Exercise requirements — Skip every picture, and copy exactly the lines from the one containing "Serialize everything readable" to the end of the data.

Some records —
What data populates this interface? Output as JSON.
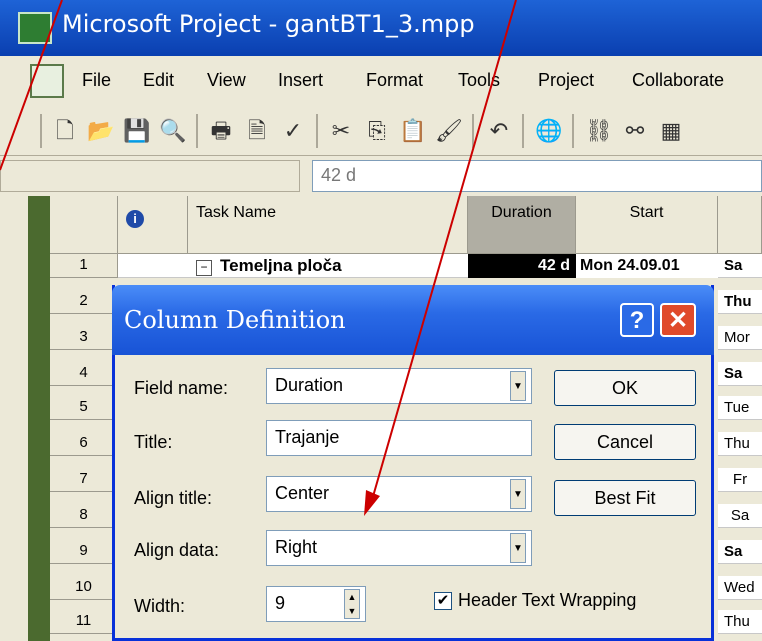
{
  "app": {
    "title": "Microsoft Project - gantBT1_3.mpp"
  },
  "menu": [
    "File",
    "Edit",
    "View",
    "Insert",
    "Format",
    "Tools",
    "Project",
    "Collaborate"
  ],
  "entry_value": "42 d",
  "columns": {
    "info": "i",
    "task_name": "Task Name",
    "duration": "Duration",
    "start": "Start"
  },
  "rows": [
    {
      "id": "1",
      "task": "Temeljna ploča",
      "duration": "42 d",
      "start": "Mon 24.09.01",
      "next": "Sa"
    },
    {
      "id": "2",
      "next": "Thu"
    },
    {
      "id": "3",
      "next": "Mor"
    },
    {
      "id": "4",
      "next": "Sa"
    },
    {
      "id": "5",
      "next": "Tue"
    },
    {
      "id": "6",
      "next": "Thu"
    },
    {
      "id": "7",
      "next": "Fr"
    },
    {
      "id": "8",
      "next": "Sa"
    },
    {
      "id": "9",
      "next": "Sa"
    },
    {
      "id": "10",
      "next": "Wed"
    },
    {
      "id": "11",
      "next": "Thu"
    }
  ],
  "dialog": {
    "title": "Column Definition",
    "field_name_label": "Field name:",
    "field_name_value": "Duration",
    "title_label": "Title:",
    "title_value": "Trajanje",
    "align_title_label": "Align title:",
    "align_title_value": "Center",
    "align_data_label": "Align data:",
    "align_data_value": "Right",
    "width_label": "Width:",
    "width_value": "9",
    "header_wrap_label": "Header Text Wrapping",
    "ok": "OK",
    "cancel": "Cancel",
    "best_fit": "Best Fit"
  },
  "colors": {
    "title_bar": "#0a3fb0",
    "dialog_title": "#2a6ae6",
    "close": "#e04a2a",
    "arrow": "#cc0000"
  }
}
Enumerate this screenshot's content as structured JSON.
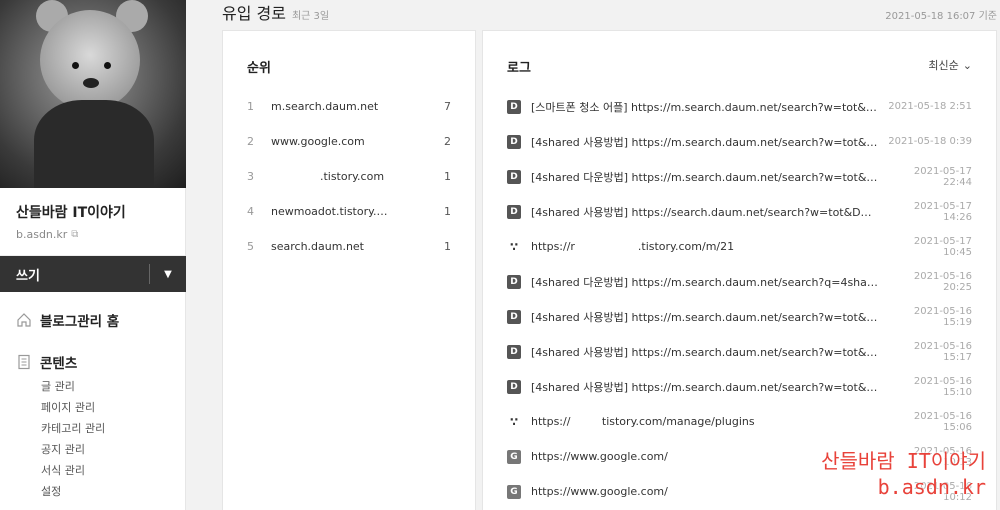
{
  "sidebar": {
    "blog_title": "산들바람 IT이야기",
    "blog_url": "b.asdn.kr",
    "write_label": "쓰기",
    "menu": {
      "home": "블로그관리 홈",
      "contents": "콘텐츠",
      "items": [
        "글 관리",
        "페이지 관리",
        "카테고리 관리",
        "공지 관리",
        "서식 관리",
        "설정"
      ]
    }
  },
  "header": {
    "title": "유입 경로",
    "subtitle": "최근 3일",
    "timestamp": "2021-05-18 16:07 기준"
  },
  "rank": {
    "title": "순위",
    "rows": [
      {
        "num": "1",
        "host": "m.search.daum.net",
        "count": "7"
      },
      {
        "num": "2",
        "host": "www.google.com",
        "count": "2"
      },
      {
        "num": "3",
        "host": "              .tistory.com",
        "count": "1"
      },
      {
        "num": "4",
        "host": "newmoadot.tistory.…",
        "count": "1"
      },
      {
        "num": "5",
        "host": "search.daum.net",
        "count": "1"
      }
    ]
  },
  "log": {
    "title": "로그",
    "sort_label": "최신순",
    "rows": [
      {
        "icon": "daum",
        "icon_label": "D",
        "text": "[스마트폰 청소 어플] https://m.search.daum.net/search?w=tot&q=…",
        "time": "2021-05-18 2:51"
      },
      {
        "icon": "daum",
        "icon_label": "D",
        "text": "[4shared 사용방법] https://m.search.daum.net/search?w=tot&q=…",
        "time": "2021-05-18 0:39"
      },
      {
        "icon": "daum",
        "icon_label": "D",
        "text": "[4shared 다운방법] https://m.search.daum.net/search?w=tot&q=…",
        "time": "2021-05-17 22:44"
      },
      {
        "icon": "daum",
        "icon_label": "D",
        "text": "[4shared 사용방법] https://search.daum.net/search?w=tot&DA=…",
        "time": "2021-05-17 14:26"
      },
      {
        "icon": "tistory",
        "icon_label": "∵",
        "text": "https://r                  .tistory.com/m/21",
        "time": "2021-05-17 10:45"
      },
      {
        "icon": "daum",
        "icon_label": "D",
        "text": "[4shared 다운방법] https://m.search.daum.net/search?q=4share…",
        "time": "2021-05-16 20:25"
      },
      {
        "icon": "daum",
        "icon_label": "D",
        "text": "[4shared 사용방법] https://m.search.daum.net/search?w=tot&q=…",
        "time": "2021-05-16 15:19"
      },
      {
        "icon": "daum",
        "icon_label": "D",
        "text": "[4shared 사용방법] https://m.search.daum.net/search?w=tot&q=…",
        "time": "2021-05-16 15:17"
      },
      {
        "icon": "daum",
        "icon_label": "D",
        "text": "[4shared 사용방법] https://m.search.daum.net/search?w=tot&q=…",
        "time": "2021-05-16 15:10"
      },
      {
        "icon": "tistory",
        "icon_label": "∵",
        "text": "https://         tistory.com/manage/plugins",
        "time": "2021-05-16 15:06"
      },
      {
        "icon": "google",
        "icon_label": "G",
        "text": "https://www.google.com/",
        "time": "2021-05-16 10:13"
      },
      {
        "icon": "google",
        "icon_label": "G",
        "text": "https://www.google.com/",
        "time": "2021-05-16 10:12"
      }
    ]
  },
  "watermark": {
    "line1": "산들바람 IT이야기",
    "line2": "b.asdn.kr"
  }
}
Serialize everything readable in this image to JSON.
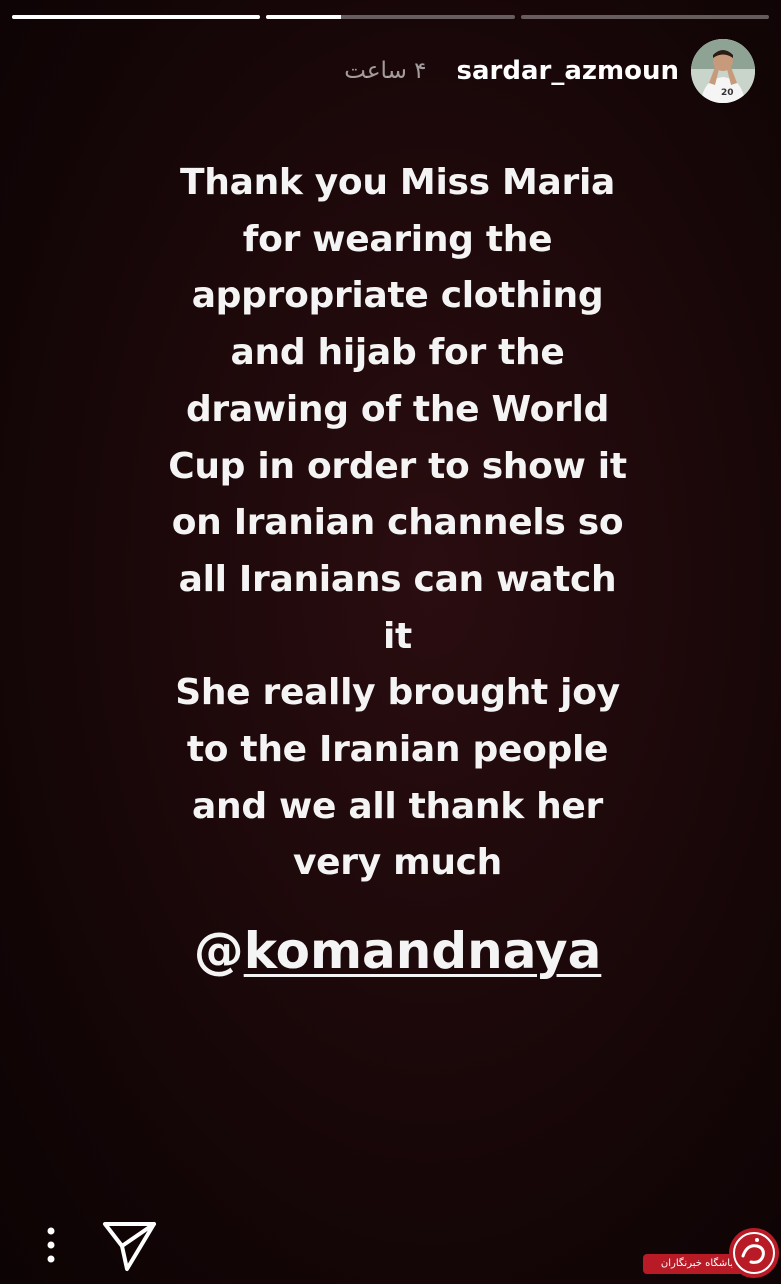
{
  "story": {
    "progress": [
      1,
      0.3,
      0
    ]
  },
  "header": {
    "username": "sardar_azmoun",
    "time": "۴ ساعت",
    "avatar_icon": "profile-avatar-icon"
  },
  "post": {
    "body": "Thank you Miss Maria\nfor wearing the\nappropriate clothing\nand hijab for the\ndrawing of the World\nCup in order to show it\non Iranian channels so\nall Iranians can watch\nit\nShe really brought joy\nto the Iranian people\nand we all thank her\nvery much",
    "mention_at": "@",
    "mention_handle": "komandnaya"
  },
  "footer": {
    "more_icon": "more-options-icon",
    "share_icon": "send-direct-icon"
  },
  "watermark": {
    "label": "باشگاه خبرنگاران",
    "logo_icon": "watermark-logo-icon",
    "accent": "#b81a26"
  }
}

Solution —
Serialize everything readable in this image to JSON.
{
  "story": {
    "progress": [
      1,
      0.3,
      0
    ]
  },
  "header": {
    "username": "sardar_azmoun",
    "time": "۴ ساعت",
    "avatar_icon": "profile-avatar-icon"
  },
  "post": {
    "body": "Thank you Miss Maria\nfor wearing the\nappropriate clothing\nand hijab for the\ndrawing of the World\nCup in order to show it\non Iranian channels so\nall Iranians can watch\nit\nShe really brought joy\nto the Iranian people\nand we all thank her\nvery much",
    "mention_at": "@",
    "mention_handle": "komandnaya"
  },
  "footer": {
    "more_icon": "more-options-icon",
    "share_icon": "send-direct-icon"
  },
  "watermark": {
    "label": "باشگاه خبرنگاران",
    "logo_icon": "watermark-logo-icon",
    "accent": "#b81a26"
  }
}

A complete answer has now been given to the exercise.